- [WRITTEN INSTRUCTION] Go through the entries below and collect each line with the string "number" in it.

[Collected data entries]
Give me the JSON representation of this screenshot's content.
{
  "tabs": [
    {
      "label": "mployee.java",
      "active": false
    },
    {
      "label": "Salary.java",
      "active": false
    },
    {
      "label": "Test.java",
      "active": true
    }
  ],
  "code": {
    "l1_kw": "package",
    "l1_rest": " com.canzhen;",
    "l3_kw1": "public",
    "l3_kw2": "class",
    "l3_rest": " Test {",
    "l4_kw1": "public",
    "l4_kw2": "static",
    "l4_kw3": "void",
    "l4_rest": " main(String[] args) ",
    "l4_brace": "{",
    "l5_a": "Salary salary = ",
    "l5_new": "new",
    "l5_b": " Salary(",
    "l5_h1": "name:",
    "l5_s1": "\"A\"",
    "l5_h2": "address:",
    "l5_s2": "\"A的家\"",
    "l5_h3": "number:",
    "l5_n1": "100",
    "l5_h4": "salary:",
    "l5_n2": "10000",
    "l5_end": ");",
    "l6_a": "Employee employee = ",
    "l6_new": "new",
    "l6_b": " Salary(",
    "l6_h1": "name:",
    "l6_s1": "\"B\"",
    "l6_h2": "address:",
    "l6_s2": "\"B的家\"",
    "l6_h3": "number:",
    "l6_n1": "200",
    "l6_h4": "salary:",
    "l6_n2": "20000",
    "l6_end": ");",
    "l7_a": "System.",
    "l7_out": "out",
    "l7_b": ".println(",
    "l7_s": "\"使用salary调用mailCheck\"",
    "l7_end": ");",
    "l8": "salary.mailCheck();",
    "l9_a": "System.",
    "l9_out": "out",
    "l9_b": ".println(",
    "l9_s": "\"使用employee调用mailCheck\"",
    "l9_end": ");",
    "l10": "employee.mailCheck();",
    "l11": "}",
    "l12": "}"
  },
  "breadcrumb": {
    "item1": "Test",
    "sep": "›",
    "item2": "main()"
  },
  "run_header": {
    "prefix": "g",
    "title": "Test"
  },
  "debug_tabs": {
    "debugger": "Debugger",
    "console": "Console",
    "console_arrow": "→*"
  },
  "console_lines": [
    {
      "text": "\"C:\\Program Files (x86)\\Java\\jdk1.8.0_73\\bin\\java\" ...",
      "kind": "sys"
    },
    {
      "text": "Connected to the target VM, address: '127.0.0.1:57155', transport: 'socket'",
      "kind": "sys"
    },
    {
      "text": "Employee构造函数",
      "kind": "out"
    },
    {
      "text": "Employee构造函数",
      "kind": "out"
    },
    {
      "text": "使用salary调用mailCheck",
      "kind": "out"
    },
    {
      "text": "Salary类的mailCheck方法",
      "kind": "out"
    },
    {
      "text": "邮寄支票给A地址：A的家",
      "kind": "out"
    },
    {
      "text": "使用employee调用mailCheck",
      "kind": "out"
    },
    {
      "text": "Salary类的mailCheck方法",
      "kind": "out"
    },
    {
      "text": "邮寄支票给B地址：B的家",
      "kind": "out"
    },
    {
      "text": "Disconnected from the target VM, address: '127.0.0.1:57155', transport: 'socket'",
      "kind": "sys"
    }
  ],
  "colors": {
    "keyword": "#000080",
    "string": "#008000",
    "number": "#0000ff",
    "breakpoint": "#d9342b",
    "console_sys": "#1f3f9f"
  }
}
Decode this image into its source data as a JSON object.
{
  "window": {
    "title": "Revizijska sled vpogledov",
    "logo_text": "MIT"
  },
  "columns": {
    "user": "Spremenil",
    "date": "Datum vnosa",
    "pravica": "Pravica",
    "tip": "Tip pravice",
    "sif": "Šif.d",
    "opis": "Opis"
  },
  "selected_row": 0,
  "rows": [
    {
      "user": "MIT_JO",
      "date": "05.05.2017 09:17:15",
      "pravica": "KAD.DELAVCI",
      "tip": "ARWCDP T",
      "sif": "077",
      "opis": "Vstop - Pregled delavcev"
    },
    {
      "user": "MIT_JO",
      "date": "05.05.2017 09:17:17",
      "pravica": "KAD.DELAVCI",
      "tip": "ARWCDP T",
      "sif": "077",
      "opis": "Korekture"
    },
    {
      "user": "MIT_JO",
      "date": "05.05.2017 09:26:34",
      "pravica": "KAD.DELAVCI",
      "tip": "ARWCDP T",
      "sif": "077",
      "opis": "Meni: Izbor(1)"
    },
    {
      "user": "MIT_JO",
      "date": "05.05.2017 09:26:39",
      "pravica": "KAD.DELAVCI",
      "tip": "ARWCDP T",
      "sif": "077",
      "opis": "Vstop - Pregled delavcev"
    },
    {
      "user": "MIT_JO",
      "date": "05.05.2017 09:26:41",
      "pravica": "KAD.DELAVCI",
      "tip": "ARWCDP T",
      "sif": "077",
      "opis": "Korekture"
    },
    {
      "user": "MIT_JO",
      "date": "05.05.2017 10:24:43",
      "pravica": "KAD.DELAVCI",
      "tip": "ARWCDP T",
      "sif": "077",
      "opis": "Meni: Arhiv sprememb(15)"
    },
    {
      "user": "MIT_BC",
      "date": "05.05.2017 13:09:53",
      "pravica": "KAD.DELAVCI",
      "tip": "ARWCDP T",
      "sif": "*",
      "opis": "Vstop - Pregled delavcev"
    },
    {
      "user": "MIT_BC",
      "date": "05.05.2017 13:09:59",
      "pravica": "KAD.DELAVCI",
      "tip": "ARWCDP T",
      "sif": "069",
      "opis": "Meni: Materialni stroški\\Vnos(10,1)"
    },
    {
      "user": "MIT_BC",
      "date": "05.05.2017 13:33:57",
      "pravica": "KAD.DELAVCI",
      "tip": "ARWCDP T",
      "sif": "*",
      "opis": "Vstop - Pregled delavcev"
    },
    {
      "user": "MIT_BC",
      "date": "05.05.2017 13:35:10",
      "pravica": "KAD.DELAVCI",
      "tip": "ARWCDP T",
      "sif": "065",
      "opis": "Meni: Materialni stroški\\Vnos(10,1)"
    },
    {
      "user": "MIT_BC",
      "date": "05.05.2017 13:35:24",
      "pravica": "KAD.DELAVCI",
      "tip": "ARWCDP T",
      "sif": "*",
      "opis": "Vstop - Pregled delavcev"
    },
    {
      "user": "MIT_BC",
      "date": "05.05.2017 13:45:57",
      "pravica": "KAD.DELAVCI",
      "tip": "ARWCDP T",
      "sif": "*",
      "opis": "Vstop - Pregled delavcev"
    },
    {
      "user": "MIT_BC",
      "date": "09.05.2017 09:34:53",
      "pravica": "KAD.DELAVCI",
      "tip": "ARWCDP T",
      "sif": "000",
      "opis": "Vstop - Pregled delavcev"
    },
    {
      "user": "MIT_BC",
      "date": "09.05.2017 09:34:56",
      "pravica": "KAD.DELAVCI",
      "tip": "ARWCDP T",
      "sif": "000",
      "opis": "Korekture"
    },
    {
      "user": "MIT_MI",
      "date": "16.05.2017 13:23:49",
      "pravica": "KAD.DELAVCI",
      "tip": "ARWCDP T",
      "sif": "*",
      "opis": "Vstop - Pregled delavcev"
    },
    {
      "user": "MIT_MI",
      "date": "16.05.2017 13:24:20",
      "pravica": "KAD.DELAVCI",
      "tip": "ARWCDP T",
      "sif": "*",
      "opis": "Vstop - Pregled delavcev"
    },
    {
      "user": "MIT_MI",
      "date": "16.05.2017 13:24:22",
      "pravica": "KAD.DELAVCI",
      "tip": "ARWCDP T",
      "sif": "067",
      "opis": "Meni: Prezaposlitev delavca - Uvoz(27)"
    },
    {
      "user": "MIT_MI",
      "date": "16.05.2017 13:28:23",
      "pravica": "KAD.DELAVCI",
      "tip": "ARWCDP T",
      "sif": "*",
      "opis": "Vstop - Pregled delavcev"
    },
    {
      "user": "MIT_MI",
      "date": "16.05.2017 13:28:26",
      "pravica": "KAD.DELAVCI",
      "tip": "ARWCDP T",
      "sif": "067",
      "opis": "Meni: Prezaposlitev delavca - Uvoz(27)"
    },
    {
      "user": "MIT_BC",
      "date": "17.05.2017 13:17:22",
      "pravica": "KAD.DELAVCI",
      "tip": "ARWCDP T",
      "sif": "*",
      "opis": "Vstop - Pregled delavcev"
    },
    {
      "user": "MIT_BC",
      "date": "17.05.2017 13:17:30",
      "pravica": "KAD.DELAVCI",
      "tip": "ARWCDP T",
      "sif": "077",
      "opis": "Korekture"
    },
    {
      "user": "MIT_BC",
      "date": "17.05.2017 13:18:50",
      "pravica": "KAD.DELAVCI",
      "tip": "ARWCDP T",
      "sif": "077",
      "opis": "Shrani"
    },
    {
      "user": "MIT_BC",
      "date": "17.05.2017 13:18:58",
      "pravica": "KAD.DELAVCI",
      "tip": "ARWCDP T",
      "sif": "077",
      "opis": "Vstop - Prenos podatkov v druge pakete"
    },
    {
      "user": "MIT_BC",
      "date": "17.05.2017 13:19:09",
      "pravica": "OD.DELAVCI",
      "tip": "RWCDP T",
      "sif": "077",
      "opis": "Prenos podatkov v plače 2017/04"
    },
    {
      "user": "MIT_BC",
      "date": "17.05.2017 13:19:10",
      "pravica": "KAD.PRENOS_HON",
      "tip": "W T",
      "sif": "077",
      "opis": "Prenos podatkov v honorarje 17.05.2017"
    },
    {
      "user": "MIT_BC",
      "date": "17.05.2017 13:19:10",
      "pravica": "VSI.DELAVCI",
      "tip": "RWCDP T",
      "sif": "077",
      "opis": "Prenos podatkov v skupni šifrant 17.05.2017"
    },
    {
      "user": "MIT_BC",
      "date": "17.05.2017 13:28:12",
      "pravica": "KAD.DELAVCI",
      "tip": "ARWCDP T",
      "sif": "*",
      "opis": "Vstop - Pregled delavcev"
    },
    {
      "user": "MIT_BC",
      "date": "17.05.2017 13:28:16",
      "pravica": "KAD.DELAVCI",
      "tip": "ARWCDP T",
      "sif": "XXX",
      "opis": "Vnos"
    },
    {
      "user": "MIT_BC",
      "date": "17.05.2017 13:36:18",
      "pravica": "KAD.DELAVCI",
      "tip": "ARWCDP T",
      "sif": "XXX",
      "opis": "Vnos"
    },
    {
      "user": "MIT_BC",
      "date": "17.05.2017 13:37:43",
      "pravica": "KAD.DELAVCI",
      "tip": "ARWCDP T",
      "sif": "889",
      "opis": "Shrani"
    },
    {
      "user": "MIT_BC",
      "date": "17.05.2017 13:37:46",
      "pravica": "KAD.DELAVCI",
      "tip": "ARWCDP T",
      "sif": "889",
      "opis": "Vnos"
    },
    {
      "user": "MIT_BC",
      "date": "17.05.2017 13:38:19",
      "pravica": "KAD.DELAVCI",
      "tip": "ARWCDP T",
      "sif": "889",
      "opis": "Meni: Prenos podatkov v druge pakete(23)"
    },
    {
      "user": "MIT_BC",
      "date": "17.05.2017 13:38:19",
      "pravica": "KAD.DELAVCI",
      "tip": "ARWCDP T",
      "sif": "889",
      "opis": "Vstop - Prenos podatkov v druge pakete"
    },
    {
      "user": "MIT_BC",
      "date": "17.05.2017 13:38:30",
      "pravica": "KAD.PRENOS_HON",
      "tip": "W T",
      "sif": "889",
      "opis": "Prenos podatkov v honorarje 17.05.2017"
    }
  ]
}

- [ANSWER FOR THE TASK]
    "l5_h3": "number:",
    "l6_h3": "number:",
    "number": "#0000ff",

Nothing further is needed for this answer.